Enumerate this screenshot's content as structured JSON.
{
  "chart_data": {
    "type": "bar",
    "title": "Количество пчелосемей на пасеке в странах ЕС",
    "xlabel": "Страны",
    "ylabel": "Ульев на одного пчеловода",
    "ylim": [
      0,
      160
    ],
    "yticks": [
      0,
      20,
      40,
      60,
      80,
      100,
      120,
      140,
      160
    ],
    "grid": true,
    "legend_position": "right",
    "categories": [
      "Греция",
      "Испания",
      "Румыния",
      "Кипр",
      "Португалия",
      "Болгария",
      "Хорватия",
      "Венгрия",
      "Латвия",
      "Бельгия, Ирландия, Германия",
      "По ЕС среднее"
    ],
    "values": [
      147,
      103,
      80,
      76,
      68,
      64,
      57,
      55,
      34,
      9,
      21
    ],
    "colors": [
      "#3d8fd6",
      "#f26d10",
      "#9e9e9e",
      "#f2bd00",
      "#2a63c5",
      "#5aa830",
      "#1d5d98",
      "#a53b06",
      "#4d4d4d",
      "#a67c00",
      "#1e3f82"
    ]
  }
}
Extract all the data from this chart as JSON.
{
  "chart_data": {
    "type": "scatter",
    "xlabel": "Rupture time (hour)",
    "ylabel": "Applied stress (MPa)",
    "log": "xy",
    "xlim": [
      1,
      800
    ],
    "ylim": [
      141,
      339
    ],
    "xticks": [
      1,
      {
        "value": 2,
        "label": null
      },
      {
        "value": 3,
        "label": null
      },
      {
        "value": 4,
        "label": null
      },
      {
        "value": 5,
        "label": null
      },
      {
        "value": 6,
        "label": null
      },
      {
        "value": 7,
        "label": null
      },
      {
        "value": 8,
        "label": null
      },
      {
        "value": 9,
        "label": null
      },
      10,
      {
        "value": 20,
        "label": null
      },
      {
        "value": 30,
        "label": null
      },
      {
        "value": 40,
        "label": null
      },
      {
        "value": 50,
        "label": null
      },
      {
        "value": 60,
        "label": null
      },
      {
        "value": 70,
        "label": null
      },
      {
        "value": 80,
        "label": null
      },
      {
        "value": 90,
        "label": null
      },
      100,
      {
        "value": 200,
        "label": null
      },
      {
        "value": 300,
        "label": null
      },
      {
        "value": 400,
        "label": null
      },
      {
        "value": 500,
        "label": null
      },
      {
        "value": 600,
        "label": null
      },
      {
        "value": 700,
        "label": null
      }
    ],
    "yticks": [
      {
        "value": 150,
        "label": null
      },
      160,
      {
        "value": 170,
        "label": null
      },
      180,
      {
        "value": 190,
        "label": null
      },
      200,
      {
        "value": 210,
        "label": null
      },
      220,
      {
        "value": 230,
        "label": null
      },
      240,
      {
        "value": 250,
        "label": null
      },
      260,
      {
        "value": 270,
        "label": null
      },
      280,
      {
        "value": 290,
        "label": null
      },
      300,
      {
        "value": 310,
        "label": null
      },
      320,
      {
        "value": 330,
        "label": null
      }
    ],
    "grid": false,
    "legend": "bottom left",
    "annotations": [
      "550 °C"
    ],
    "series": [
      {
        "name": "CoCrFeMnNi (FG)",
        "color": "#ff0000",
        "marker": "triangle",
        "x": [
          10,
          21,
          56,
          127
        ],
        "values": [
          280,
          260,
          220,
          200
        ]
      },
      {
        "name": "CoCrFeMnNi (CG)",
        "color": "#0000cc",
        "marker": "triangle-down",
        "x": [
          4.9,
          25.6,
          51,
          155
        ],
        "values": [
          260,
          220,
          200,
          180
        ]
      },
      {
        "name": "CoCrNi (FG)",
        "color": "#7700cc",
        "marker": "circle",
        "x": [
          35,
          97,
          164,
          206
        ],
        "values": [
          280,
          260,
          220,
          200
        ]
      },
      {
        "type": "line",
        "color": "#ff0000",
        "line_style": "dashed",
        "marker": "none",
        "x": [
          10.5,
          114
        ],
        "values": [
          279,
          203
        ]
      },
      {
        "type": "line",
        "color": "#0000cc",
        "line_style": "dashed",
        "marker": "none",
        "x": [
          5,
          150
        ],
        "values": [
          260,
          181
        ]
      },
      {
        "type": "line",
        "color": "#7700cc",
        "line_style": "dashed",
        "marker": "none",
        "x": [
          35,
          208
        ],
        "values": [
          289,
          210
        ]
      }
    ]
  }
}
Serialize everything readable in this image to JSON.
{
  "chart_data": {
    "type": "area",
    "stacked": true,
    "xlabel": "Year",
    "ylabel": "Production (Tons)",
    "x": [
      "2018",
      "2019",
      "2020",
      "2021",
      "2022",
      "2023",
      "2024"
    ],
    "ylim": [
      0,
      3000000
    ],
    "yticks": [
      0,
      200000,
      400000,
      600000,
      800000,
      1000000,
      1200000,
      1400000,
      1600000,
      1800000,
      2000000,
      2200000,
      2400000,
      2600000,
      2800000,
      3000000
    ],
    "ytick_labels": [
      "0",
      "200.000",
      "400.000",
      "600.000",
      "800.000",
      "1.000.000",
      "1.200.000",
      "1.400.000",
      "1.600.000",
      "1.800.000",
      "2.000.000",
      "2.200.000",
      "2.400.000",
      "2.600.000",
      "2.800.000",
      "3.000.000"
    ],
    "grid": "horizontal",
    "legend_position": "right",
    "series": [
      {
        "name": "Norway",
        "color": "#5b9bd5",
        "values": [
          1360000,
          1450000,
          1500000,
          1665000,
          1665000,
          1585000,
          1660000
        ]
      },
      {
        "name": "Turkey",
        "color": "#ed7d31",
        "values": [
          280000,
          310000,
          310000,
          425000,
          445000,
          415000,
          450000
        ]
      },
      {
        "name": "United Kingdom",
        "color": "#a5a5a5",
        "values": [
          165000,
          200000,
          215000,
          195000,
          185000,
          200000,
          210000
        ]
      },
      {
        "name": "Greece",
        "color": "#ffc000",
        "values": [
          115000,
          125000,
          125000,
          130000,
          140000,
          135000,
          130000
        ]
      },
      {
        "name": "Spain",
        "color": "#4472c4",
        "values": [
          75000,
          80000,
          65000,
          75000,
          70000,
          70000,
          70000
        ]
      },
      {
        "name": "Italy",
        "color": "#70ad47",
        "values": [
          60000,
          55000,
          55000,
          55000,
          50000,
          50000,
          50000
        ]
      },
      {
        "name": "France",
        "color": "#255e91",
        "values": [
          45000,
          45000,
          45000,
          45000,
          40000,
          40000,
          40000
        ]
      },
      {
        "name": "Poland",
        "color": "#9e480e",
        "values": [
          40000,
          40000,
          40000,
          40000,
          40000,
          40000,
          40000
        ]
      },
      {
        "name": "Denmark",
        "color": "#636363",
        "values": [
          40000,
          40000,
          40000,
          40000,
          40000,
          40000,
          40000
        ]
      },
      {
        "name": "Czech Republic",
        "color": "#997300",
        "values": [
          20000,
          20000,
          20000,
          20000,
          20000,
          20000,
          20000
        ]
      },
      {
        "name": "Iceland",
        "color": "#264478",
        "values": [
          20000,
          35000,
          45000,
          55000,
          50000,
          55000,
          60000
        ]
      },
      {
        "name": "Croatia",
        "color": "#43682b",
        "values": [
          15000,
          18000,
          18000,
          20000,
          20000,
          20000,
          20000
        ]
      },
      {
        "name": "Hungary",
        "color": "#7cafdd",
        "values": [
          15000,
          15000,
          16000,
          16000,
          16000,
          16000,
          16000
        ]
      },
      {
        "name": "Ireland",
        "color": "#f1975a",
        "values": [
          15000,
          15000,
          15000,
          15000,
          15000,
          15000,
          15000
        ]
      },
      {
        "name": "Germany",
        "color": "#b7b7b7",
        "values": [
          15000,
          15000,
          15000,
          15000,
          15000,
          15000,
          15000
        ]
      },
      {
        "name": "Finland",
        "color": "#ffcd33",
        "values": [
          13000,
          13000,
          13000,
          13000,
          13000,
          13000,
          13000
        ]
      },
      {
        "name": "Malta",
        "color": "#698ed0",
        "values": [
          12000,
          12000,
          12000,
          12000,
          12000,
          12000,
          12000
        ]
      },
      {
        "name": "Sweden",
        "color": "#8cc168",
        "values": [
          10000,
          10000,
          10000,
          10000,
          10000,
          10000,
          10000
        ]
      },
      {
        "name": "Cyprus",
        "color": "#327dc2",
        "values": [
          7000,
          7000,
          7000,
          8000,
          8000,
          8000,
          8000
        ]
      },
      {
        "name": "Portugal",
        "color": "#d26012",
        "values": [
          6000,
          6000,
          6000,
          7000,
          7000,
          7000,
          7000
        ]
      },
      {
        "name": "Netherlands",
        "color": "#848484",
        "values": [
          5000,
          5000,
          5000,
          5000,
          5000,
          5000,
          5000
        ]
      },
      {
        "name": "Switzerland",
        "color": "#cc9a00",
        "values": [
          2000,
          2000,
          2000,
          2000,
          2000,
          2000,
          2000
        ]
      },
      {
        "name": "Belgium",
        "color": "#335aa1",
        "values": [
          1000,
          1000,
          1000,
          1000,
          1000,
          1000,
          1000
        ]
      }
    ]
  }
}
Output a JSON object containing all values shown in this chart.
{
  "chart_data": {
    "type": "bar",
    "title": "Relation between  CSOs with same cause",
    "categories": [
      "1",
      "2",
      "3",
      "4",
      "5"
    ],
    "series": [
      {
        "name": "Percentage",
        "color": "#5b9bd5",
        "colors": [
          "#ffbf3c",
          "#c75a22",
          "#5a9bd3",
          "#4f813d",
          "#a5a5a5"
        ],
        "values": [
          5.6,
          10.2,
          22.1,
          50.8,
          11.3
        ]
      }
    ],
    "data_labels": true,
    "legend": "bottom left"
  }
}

-------

▸ **THE REQUEST**
Where a line of the records above holds the word "this", copy that line.

▸ **THE SOLUTION**
Enumerate this screenshot's content as structured JSON.
Extract all the data from this chart as JSON.
Serialize everything readable in this image to JSON.
Output a JSON object containing all values shown in this chart.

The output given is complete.